[Start]

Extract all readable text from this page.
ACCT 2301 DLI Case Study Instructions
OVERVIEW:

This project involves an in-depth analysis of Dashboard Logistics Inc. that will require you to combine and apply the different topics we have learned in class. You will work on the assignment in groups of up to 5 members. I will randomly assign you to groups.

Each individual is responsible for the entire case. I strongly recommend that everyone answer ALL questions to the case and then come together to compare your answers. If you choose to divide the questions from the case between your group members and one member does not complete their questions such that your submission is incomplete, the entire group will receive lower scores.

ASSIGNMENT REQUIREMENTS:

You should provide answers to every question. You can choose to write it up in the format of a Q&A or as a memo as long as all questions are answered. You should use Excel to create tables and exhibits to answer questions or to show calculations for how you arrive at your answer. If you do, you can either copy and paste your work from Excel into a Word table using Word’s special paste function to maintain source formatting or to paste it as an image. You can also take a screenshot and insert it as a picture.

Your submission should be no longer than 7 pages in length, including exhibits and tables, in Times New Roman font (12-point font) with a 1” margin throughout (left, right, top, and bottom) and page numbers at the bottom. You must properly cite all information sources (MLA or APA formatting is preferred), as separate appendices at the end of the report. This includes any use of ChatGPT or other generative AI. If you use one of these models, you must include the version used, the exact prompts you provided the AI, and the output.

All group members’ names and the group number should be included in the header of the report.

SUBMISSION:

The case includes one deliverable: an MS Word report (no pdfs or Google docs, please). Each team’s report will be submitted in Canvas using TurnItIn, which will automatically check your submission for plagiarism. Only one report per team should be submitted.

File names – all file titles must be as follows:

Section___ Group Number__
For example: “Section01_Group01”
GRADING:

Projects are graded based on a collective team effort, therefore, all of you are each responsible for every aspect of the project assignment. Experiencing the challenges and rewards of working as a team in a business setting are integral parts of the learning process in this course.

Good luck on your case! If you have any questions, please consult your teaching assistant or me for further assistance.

[End]

▶ [Goal of the exercise] Return each entry from above without altering a single character.

▶ [Solution to this exercise]
Extract all readable text from this page.
ACCT 2301 DLI Case Study Instructions
OVERVIEW:

This project involves an in-depth analysis of Dashboard Logistics Inc. that will require you to combine and apply the different topics we have learned in class. You will work on the assignment in groups of up to 5 members. I will randomly assign you to groups.

Each individual is responsible for the entire case. I strongly recommend that everyone answer ALL questions to the case and then come together to compare your answers. If you choose to divide the questions from the case between your group members and one member does not complete their questions such that your submission is incomplete, the entire group will receive lower scores.

ASSIGNMENT REQUIREMENTS:

You should provide answers to every question. You can choose to write it up in the format of a Q&A or as a memo as long as all questions are answered. You should use Excel to create tables and exhibits to answer questions or to show calculations for how you arrive at your answer. If you do, you can either copy and paste your work from Excel into a Word table using Word’s special paste function to maintain source formatting or to paste it as an image. You can also take a screenshot and insert it as a picture.

Your submission should be no longer than 7 pages in length, including exhibits and tables, in Times New Roman font (12-point font) with a 1” margin throughout (left, right, top, and bottom) and page numbers at the bottom. You must properly cite all information sources (MLA or APA formatting is preferred), as separate appendices at the end of the report. This includes any use of ChatGPT or other generative AI. If you use one of these models, you must include the version used, the exact prompts you provided the AI, and the output.

All group members’ names and the group number should be included in the header of the report.

SUBMISSION:

The case includes one deliverable: an MS Word report (no pdfs or Google docs, please). Each team’s report will be submitted in Canvas using TurnItIn, which will automatically check your submission for plagiarism. Only one report per team should be submitted.

File names – all file titles must be as follows:

Section___ Group Number__
For example: “Section01_Group01”
GRADING:

Projects are graded based on a collective team effort, therefore, all of you are each responsible for every aspect of the project assignment. Experiencing the challenges and rewards of working as a team in a business setting are integral parts of the learning process in this course.

Good luck on your case! If you have any questions, please consult your teaching assistant or me for further assistance.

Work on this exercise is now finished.